* [Raw records]
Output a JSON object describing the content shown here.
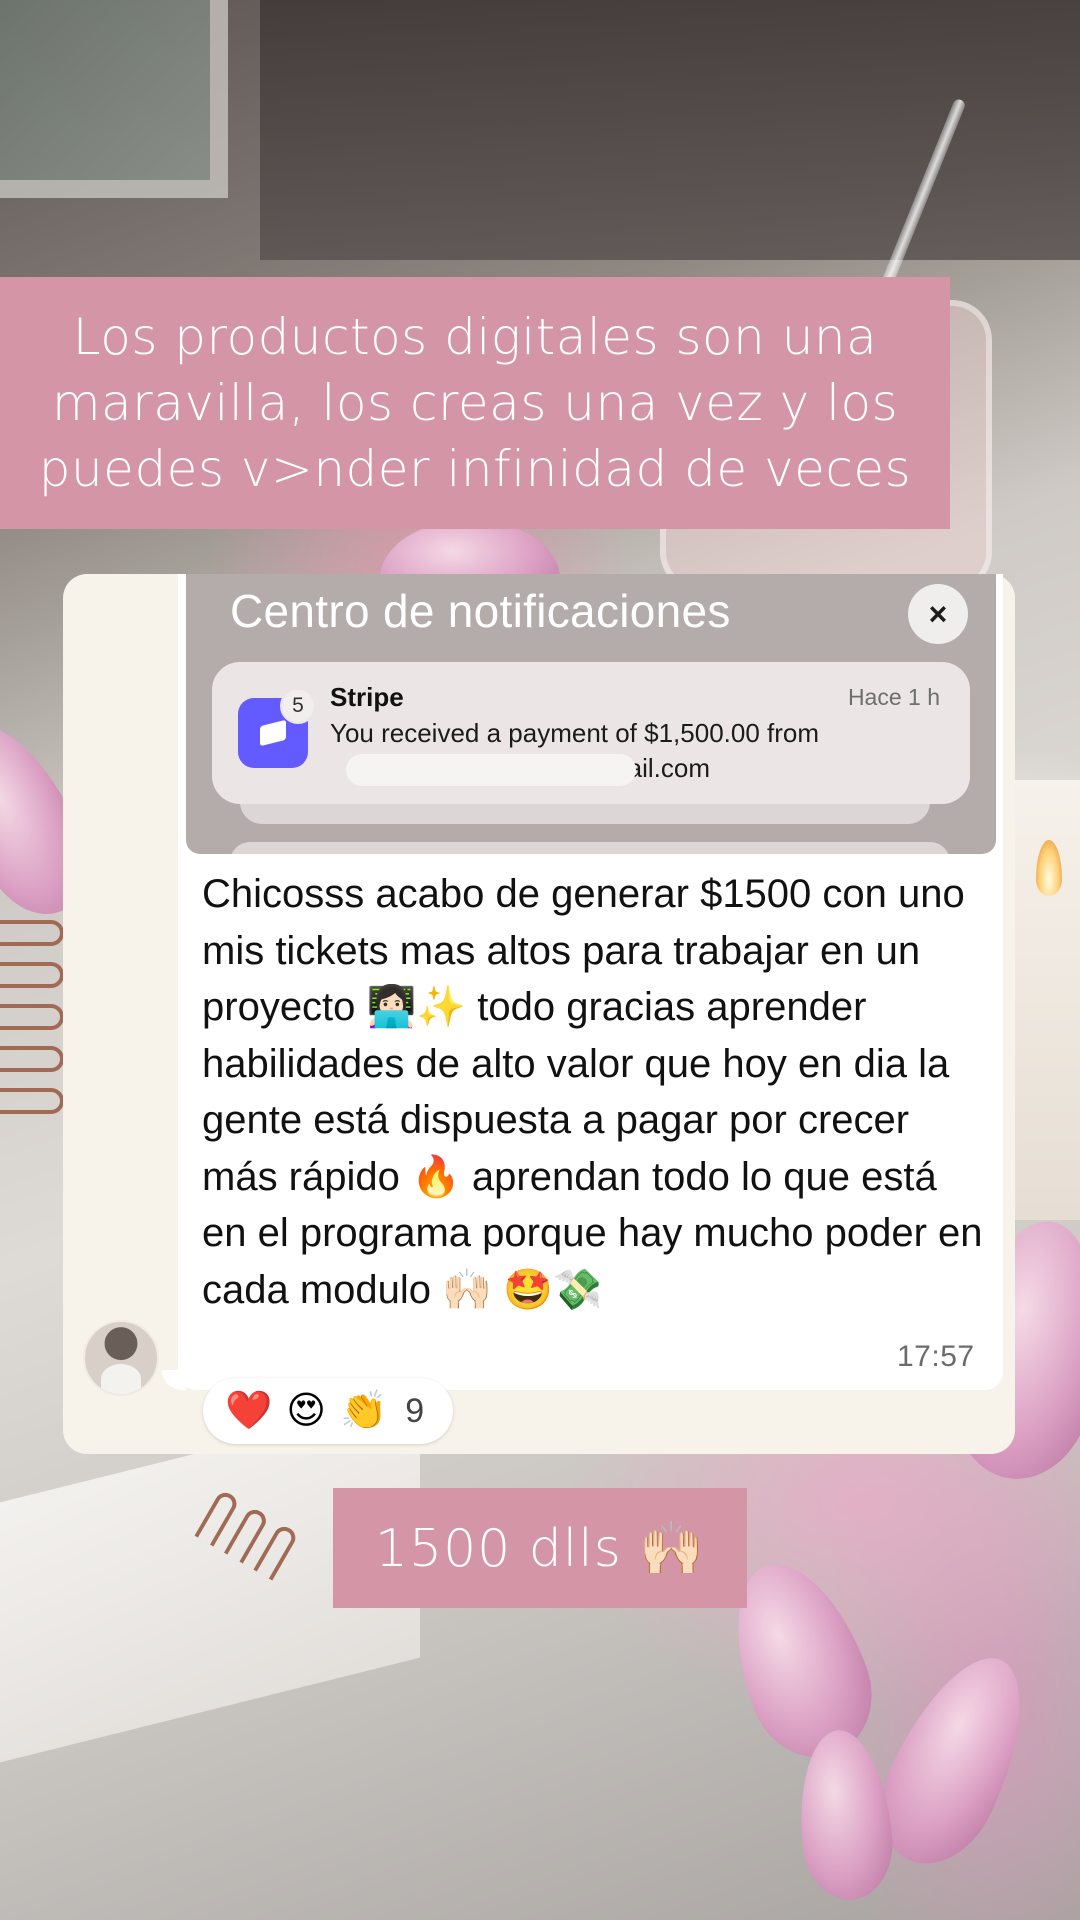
{
  "caption_top": {
    "text": "Los productos digitales son una maravilla, los creas una vez y los puedes v>nder infinidad de veces"
  },
  "notification_center": {
    "title": "Centro de notificaciones",
    "close_icon": "×",
    "notification": {
      "app_name": "Stripe",
      "time": "Hace 1 h",
      "badge_count": "5",
      "body": "You received a payment of $1,500.00 from",
      "email_visible": "ail.com",
      "icon": "stripe-app-icon",
      "brand_color": "#635bff"
    }
  },
  "message": {
    "text": "Chicosss acabo de generar $1500 con uno mis tickets mas altos para trabajar en un proyecto 👩🏻‍💻✨ todo gracias aprender habilidades de alto valor que hoy en dia la gente está dispuesta a pagar por crecer más rápido 🔥 aprendan todo lo que está en el programa porque hay mucho poder en cada modulo 🙌🏻 🤩💸",
    "time": "17:57"
  },
  "reactions": {
    "emojis": [
      "❤️",
      "😍",
      "👏"
    ],
    "count": "9"
  },
  "caption_bottom": {
    "text": "1500 dlls 🙌🏻"
  },
  "colors": {
    "caption_bg": "#d496a6",
    "chat_bg": "#f7f3ea",
    "bubble_bg": "#ffffff",
    "notif_panel_bg": "#b4abab"
  }
}
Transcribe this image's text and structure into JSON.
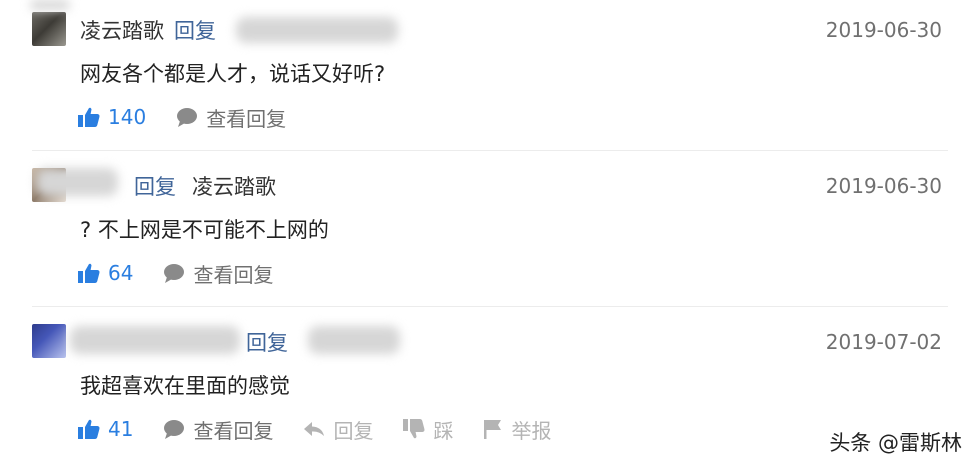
{
  "comments": [
    {
      "author": "凌云踏歌",
      "reply_word": "回复",
      "target_user": "",
      "date": "2019-06-30",
      "text": "网友各个都是人才，说话又好听?",
      "likes": "140",
      "view_replies_label": "查看回复"
    },
    {
      "author": "",
      "reply_word": "回复",
      "target_user": "凌云踏歌",
      "date": "2019-06-30",
      "text": "? 不上网是不可能不上网的",
      "likes": "64",
      "view_replies_label": "查看回复"
    },
    {
      "author": "",
      "reply_word": "回复",
      "target_user": "",
      "date": "2019-07-02",
      "text": "我超喜欢在里面的感觉",
      "likes": "41",
      "view_replies_label": "查看回复",
      "reply_label": "回复",
      "dislike_label": "踩",
      "report_label": "举报"
    }
  ],
  "watermark": "头条 @雷斯林",
  "colors": {
    "accent": "#2a7ee0",
    "link": "#406599",
    "muted": "#707070",
    "disabled": "#b4b4b4"
  },
  "icons": [
    "thumbs-up-icon",
    "chat-bubble-icon",
    "reply-arrow-icon",
    "thumbs-down-icon",
    "flag-icon"
  ]
}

* [Objective]
Retype the data above exactly; pictures are not part of the copy.

* [Response to the exercise]
Output a JSON object describing the content shown here.
{
  "caption_top": {
    "text": "Los productos digitales son una maravilla, los creas una vez y los puedes v>nder infinidad de veces"
  },
  "notification_center": {
    "title": "Centro de notificaciones",
    "close_icon": "×",
    "notification": {
      "app_name": "Stripe",
      "time": "Hace 1 h",
      "badge_count": "5",
      "body": "You received a payment of $1,500.00 from",
      "email_visible": "ail.com",
      "icon": "stripe-app-icon",
      "brand_color": "#635bff"
    }
  },
  "message": {
    "text": "Chicosss acabo de generar $1500 con uno mis tickets mas altos para trabajar en un proyecto 👩🏻‍💻✨ todo gracias aprender habilidades de alto valor que hoy en dia la gente está dispuesta a pagar por crecer más rápido 🔥 aprendan todo lo que está en el programa porque hay mucho poder en cada modulo 🙌🏻 🤩💸",
    "time": "17:57"
  },
  "reactions": {
    "emojis": [
      "❤️",
      "😍",
      "👏"
    ],
    "count": "9"
  },
  "caption_bottom": {
    "text": "1500 dlls 🙌🏻"
  },
  "colors": {
    "caption_bg": "#d496a6",
    "chat_bg": "#f7f3ea",
    "bubble_bg": "#ffffff",
    "notif_panel_bg": "#b4abab"
  }
}
Transcribe this image's text and structure into JSON.
{
  "comments": [
    {
      "author": "凌云踏歌",
      "reply_word": "回复",
      "target_user": "",
      "date": "2019-06-30",
      "text": "网友各个都是人才，说话又好听?",
      "likes": "140",
      "view_replies_label": "查看回复"
    },
    {
      "author": "",
      "reply_word": "回复",
      "target_user": "凌云踏歌",
      "date": "2019-06-30",
      "text": "? 不上网是不可能不上网的",
      "likes": "64",
      "view_replies_label": "查看回复"
    },
    {
      "author": "",
      "reply_word": "回复",
      "target_user": "",
      "date": "2019-07-02",
      "text": "我超喜欢在里面的感觉",
      "likes": "41",
      "view_replies_label": "查看回复",
      "reply_label": "回复",
      "dislike_label": "踩",
      "report_label": "举报"
    }
  ],
  "watermark": "头条 @雷斯林",
  "colors": {
    "accent": "#2a7ee0",
    "link": "#406599",
    "muted": "#707070",
    "disabled": "#b4b4b4"
  },
  "icons": [
    "thumbs-up-icon",
    "chat-bubble-icon",
    "reply-arrow-icon",
    "thumbs-down-icon",
    "flag-icon"
  ]
}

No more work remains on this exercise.